● **Recorded information**:
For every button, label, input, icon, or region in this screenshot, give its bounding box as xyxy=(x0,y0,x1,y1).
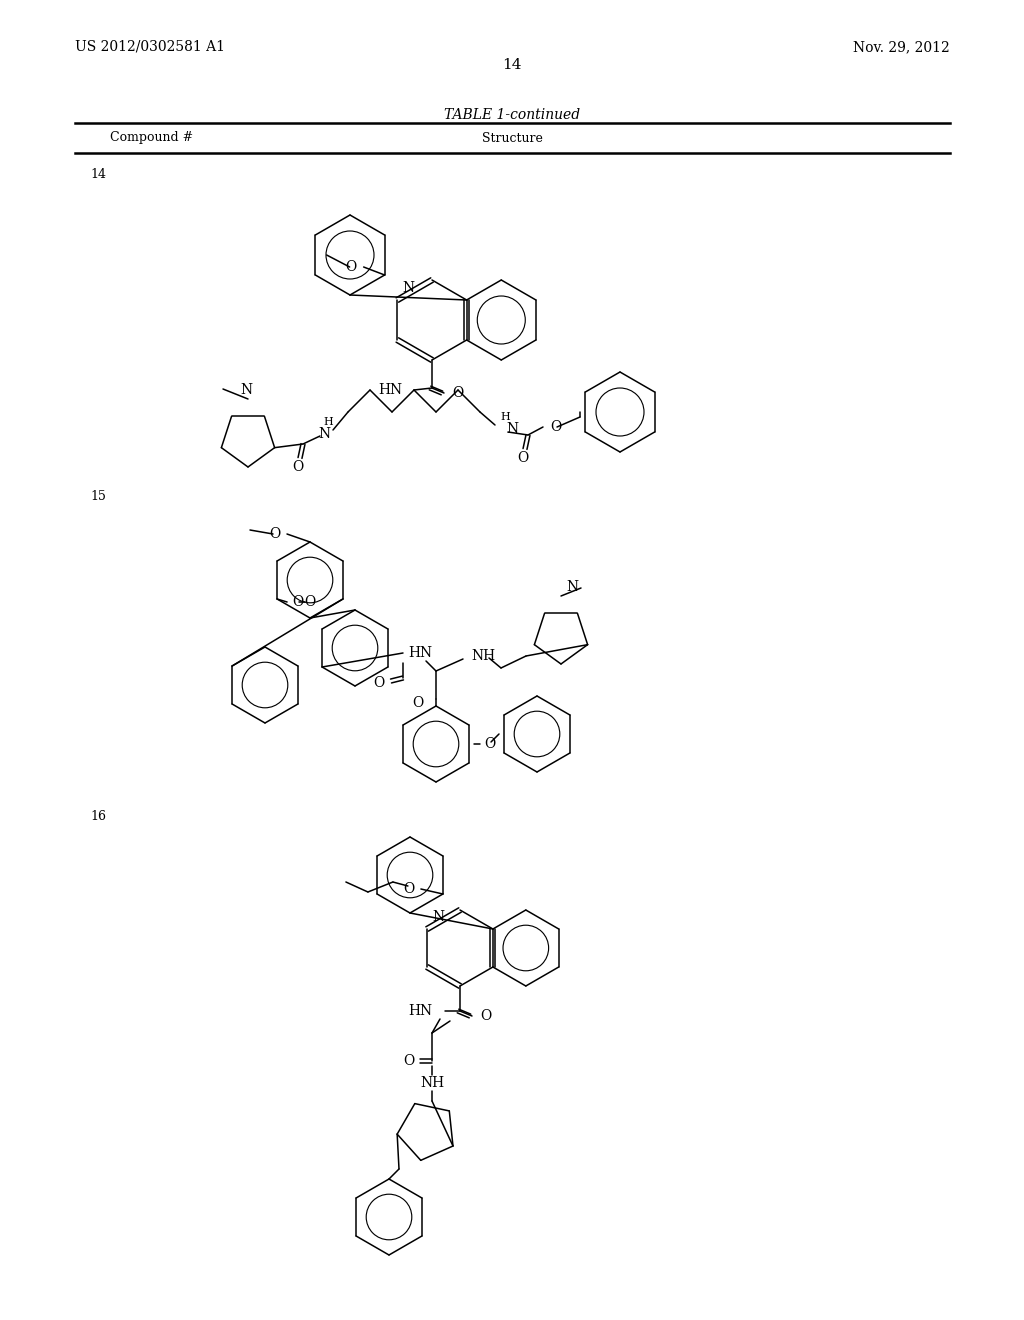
Text: 14: 14 xyxy=(502,58,522,73)
Text: H: H xyxy=(500,412,510,422)
Text: Nov. 29, 2012: Nov. 29, 2012 xyxy=(853,40,950,54)
Text: N: N xyxy=(317,426,330,441)
Text: TABLE 1-continued: TABLE 1-continued xyxy=(444,108,580,121)
Text: HN: HN xyxy=(408,645,432,660)
Text: N: N xyxy=(566,579,579,594)
Text: 14: 14 xyxy=(90,168,106,181)
Text: N: N xyxy=(240,383,252,397)
Text: Structure: Structure xyxy=(481,132,543,144)
Text: O: O xyxy=(293,459,304,474)
Text: Compound #: Compound # xyxy=(110,132,194,144)
Text: O: O xyxy=(413,696,424,710)
Text: HN: HN xyxy=(378,383,402,397)
Text: O: O xyxy=(452,385,463,400)
Text: O: O xyxy=(345,260,356,275)
Text: O: O xyxy=(517,451,528,465)
Text: O: O xyxy=(403,882,415,896)
Text: N: N xyxy=(432,909,444,924)
Text: NH: NH xyxy=(471,649,496,663)
Text: O: O xyxy=(550,420,561,434)
Text: NH: NH xyxy=(420,1076,444,1090)
Text: O: O xyxy=(292,595,303,609)
Text: N: N xyxy=(506,422,518,436)
Text: O: O xyxy=(480,1008,492,1023)
Text: 16: 16 xyxy=(90,810,106,822)
Text: O: O xyxy=(268,527,280,541)
Text: H: H xyxy=(324,417,333,426)
Text: US 2012/0302581 A1: US 2012/0302581 A1 xyxy=(75,40,225,54)
Text: O: O xyxy=(402,1053,414,1068)
Text: O: O xyxy=(304,595,315,609)
Text: N: N xyxy=(402,281,415,294)
Text: HN: HN xyxy=(408,1005,432,1018)
Text: 15: 15 xyxy=(90,490,105,503)
Text: O: O xyxy=(374,676,385,690)
Text: O: O xyxy=(484,737,496,751)
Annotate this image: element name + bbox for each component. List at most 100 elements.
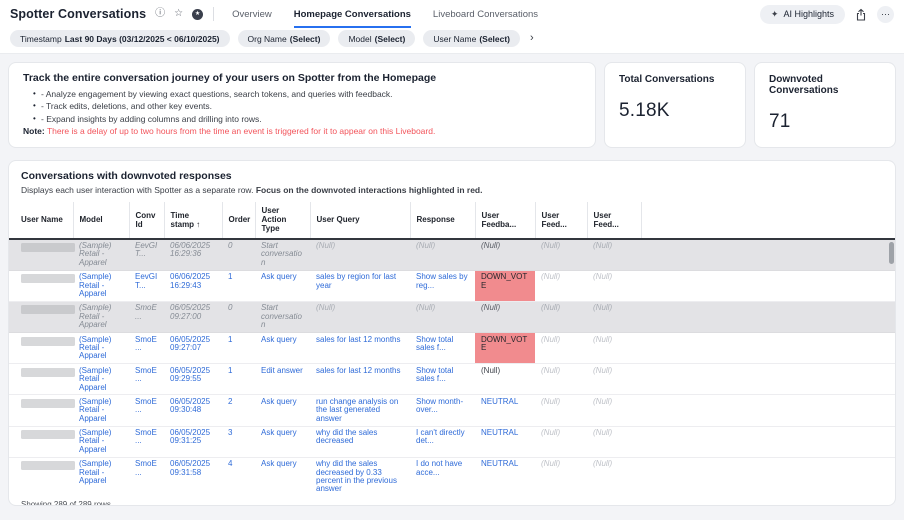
cell-user-action-type[interactable]: Ask query — [255, 395, 310, 426]
cell-user-query[interactable]: (Null) — [310, 301, 410, 332]
cell-order[interactable]: 3 — [222, 426, 255, 457]
table-row[interactable]: (Sample) Retail - Apparel SmoE... 06/05/… — [9, 364, 895, 395]
column-header[interactable]: Time stamp↑ — [164, 202, 222, 239]
cell-conv-id[interactable]: EevGIT... — [129, 270, 164, 301]
cell-response[interactable]: Show month-over... — [410, 395, 475, 426]
cell-response[interactable]: Show sales by reg... — [410, 270, 475, 301]
cell-user-action-type[interactable]: Ask query — [255, 457, 310, 495]
cell-conv-id[interactable]: SmoE... — [129, 395, 164, 426]
cell-response[interactable]: Show total sales f... — [410, 364, 475, 395]
cell-response[interactable]: (Null) — [410, 301, 475, 332]
cell-order[interactable]: 0 — [222, 301, 255, 332]
cell-model[interactable]: (Sample) Retail - Apparel — [73, 395, 129, 426]
cell-user-feedback[interactable]: DOWN_VOTE — [475, 270, 535, 301]
column-header[interactable]: User Feedba... — [475, 202, 535, 239]
cell-user-feedback[interactable]: DOWN_VOTE — [475, 333, 535, 364]
cell-user-feedback[interactable]: (Null) — [475, 301, 535, 332]
column-header[interactable]: User Query — [310, 202, 410, 239]
cell-timestamp[interactable]: 06/05/2025 09:27:00 — [164, 301, 222, 332]
table-row[interactable]: (Sample) Retail - Apparel EevGIT... 06/0… — [9, 270, 895, 301]
cell-user-query[interactable]: sales by region for last year — [310, 270, 410, 301]
share-button[interactable] — [855, 8, 867, 21]
cell-user-feedback-2[interactable]: (Null) — [535, 395, 587, 426]
cell-user-query[interactable]: sales for last 12 months — [310, 364, 410, 395]
table-row[interactable]: (Sample) Retail - Apparel SmoE... 06/05/… — [9, 333, 895, 364]
cell-response[interactable]: (Null) — [410, 240, 475, 271]
verified-badge-icon[interactable]: ★ — [192, 9, 203, 20]
cell-timestamp[interactable]: 06/05/2025 09:31:58 — [164, 457, 222, 495]
cell-user-feedback-3[interactable]: (Null) — [587, 457, 641, 495]
cell-user-feedback-2[interactable]: (Null) — [535, 240, 587, 271]
filter-chip[interactable]: Org Name (Select) — [238, 30, 331, 47]
cell-user-feedback-2[interactable]: (Null) — [535, 270, 587, 301]
filter-chip[interactable]: Model (Select) — [338, 30, 415, 47]
cell-model[interactable]: (Sample) Retail - Apparel — [73, 240, 129, 271]
cell-user-feedback-2[interactable]: (Null) — [535, 333, 587, 364]
cell-order[interactable]: 1 — [222, 364, 255, 395]
cell-response[interactable]: I can't directly det... — [410, 426, 475, 457]
cell-model[interactable]: (Sample) Retail - Apparel — [73, 457, 129, 495]
cell-user-feedback[interactable]: NEUTRAL — [475, 395, 535, 426]
column-header[interactable]: Response — [410, 202, 475, 239]
table-row[interactable]: (Sample) Retail - Apparel SmoE... 06/05/… — [9, 395, 895, 426]
cell-user-action-type[interactable]: Start conversation — [255, 301, 310, 332]
cell-user-feedback-3[interactable]: (Null) — [587, 301, 641, 332]
cell-conv-id[interactable]: SmoE... — [129, 301, 164, 332]
cell-user-feedback-2[interactable]: (Null) — [535, 301, 587, 332]
cell-user-action-type[interactable]: Edit answer — [255, 364, 310, 395]
cell-user-action-type[interactable]: Ask query — [255, 333, 310, 364]
tab-liveboard-conversations[interactable]: Liveboard Conversations — [433, 0, 538, 28]
cell-user-feedback-2[interactable]: (Null) — [535, 457, 587, 495]
table-row[interactable]: (Sample) Retail - Apparel SmoE... 06/05/… — [9, 457, 895, 495]
cell-model[interactable]: (Sample) Retail - Apparel — [73, 301, 129, 332]
cell-user-feedback[interactable]: (Null) — [475, 240, 535, 271]
column-header[interactable]: User Action Type — [255, 202, 310, 239]
column-header[interactable]: User Name — [9, 202, 73, 239]
column-header[interactable]: User Feed... — [587, 202, 641, 239]
cell-timestamp[interactable]: 06/06/2025 16:29:43 — [164, 270, 222, 301]
info-icon[interactable]: ⓘ — [155, 9, 165, 19]
cell-user-feedback-3[interactable]: (Null) — [587, 240, 641, 271]
tab-overview[interactable]: Overview — [232, 0, 272, 28]
cell-model[interactable]: (Sample) Retail - Apparel — [73, 333, 129, 364]
filter-chip[interactable]: Timestamp Last 90 Days (03/12/2025 < 06/… — [10, 30, 230, 47]
cell-order[interactable]: 1 — [222, 270, 255, 301]
cell-user-feedback-2[interactable]: (Null) — [535, 426, 587, 457]
cell-order[interactable]: 0 — [222, 240, 255, 271]
cell-order[interactable]: 2 — [222, 395, 255, 426]
star-icon[interactable]: ☆ — [174, 9, 183, 19]
cell-user-feedback-3[interactable]: (Null) — [587, 364, 641, 395]
cell-user-feedback-3[interactable]: (Null) — [587, 426, 641, 457]
vertical-scrollbar-thumb[interactable] — [889, 242, 894, 264]
column-header[interactable]: Model — [73, 202, 129, 239]
cell-model[interactable]: (Sample) Retail - Apparel — [73, 270, 129, 301]
cell-order[interactable]: 1 — [222, 333, 255, 364]
column-header[interactable]: User Feed... — [535, 202, 587, 239]
kpi-card-downvoted-conversations[interactable]: Downvoted Conversations 71 — [754, 62, 896, 148]
cell-user-query[interactable]: sales for last 12 months — [310, 333, 410, 364]
cell-user-feedback-3[interactable]: (Null) — [587, 270, 641, 301]
cell-user-query[interactable]: why did the sales decreased — [310, 426, 410, 457]
cell-user-query[interactable]: why did the sales decreased by 0.33 perc… — [310, 457, 410, 495]
cell-user-query[interactable]: (Null) — [310, 240, 410, 271]
cell-conv-id[interactable]: SmoE... — [129, 364, 164, 395]
cell-timestamp[interactable]: 06/05/2025 09:27:07 — [164, 333, 222, 364]
tab-homepage-conversations[interactable]: Homepage Conversations — [294, 0, 411, 28]
cell-model[interactable]: (Sample) Retail - Apparel — [73, 426, 129, 457]
ai-highlights-button[interactable]: ✦ AI Highlights — [760, 5, 845, 24]
cell-response[interactable]: Show total sales f... — [410, 333, 475, 364]
cell-user-query[interactable]: run change analysis on the last generate… — [310, 395, 410, 426]
cell-model[interactable]: (Sample) Retail - Apparel — [73, 364, 129, 395]
cell-conv-id[interactable]: SmoE... — [129, 457, 164, 495]
filters-scroll-right-button[interactable]: › — [528, 33, 536, 44]
cell-user-feedback-3[interactable]: (Null) — [587, 333, 641, 364]
cell-timestamp[interactable]: 06/06/2025 16:29:36 — [164, 240, 222, 271]
cell-user-action-type[interactable]: Ask query — [255, 270, 310, 301]
column-header[interactable]: Conv Id — [129, 202, 164, 239]
cell-conv-id[interactable]: EevGIT... — [129, 240, 164, 271]
cell-user-action-type[interactable]: Start conversation — [255, 240, 310, 271]
column-header[interactable]: Order — [222, 202, 255, 239]
cell-timestamp[interactable]: 06/05/2025 09:29:55 — [164, 364, 222, 395]
table-row[interactable]: (Sample) Retail - Apparel EevGIT... 06/0… — [9, 240, 895, 271]
cell-response[interactable]: I do not have acce... — [410, 457, 475, 495]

● **Requirement**:
Copy out, verbatim, the lines from the one containing "Text: 14: 14 xyxy=(502,58,522,73)" to the one containing "Text: O: O xyxy=(480,1008,492,1023)", including both of those lines.

● **Solution to this task**:
Text: 14: 14 xyxy=(502,58,522,73)
Text: H: H xyxy=(500,412,510,422)
Text: Nov. 29, 2012: Nov. 29, 2012 xyxy=(853,40,950,54)
Text: N: N xyxy=(317,426,330,441)
Text: TABLE 1-continued: TABLE 1-continued xyxy=(444,108,580,121)
Text: HN: HN xyxy=(408,645,432,660)
Text: N: N xyxy=(566,579,579,594)
Text: 14: 14 xyxy=(90,168,106,181)
Text: N: N xyxy=(240,383,252,397)
Text: Structure: Structure xyxy=(481,132,543,144)
Text: O: O xyxy=(293,459,304,474)
Text: Compound #: Compound # xyxy=(110,132,194,144)
Text: O: O xyxy=(413,696,424,710)
Text: HN: HN xyxy=(378,383,402,397)
Text: O: O xyxy=(452,385,463,400)
Text: O: O xyxy=(345,260,356,275)
Text: O: O xyxy=(517,451,528,465)
Text: O: O xyxy=(403,882,415,896)
Text: N: N xyxy=(432,909,444,924)
Text: NH: NH xyxy=(471,649,496,663)
Text: O: O xyxy=(550,420,561,434)
Text: NH: NH xyxy=(420,1076,444,1090)
Text: O: O xyxy=(292,595,303,609)
Text: N: N xyxy=(506,422,518,436)
Text: O: O xyxy=(480,1008,492,1023)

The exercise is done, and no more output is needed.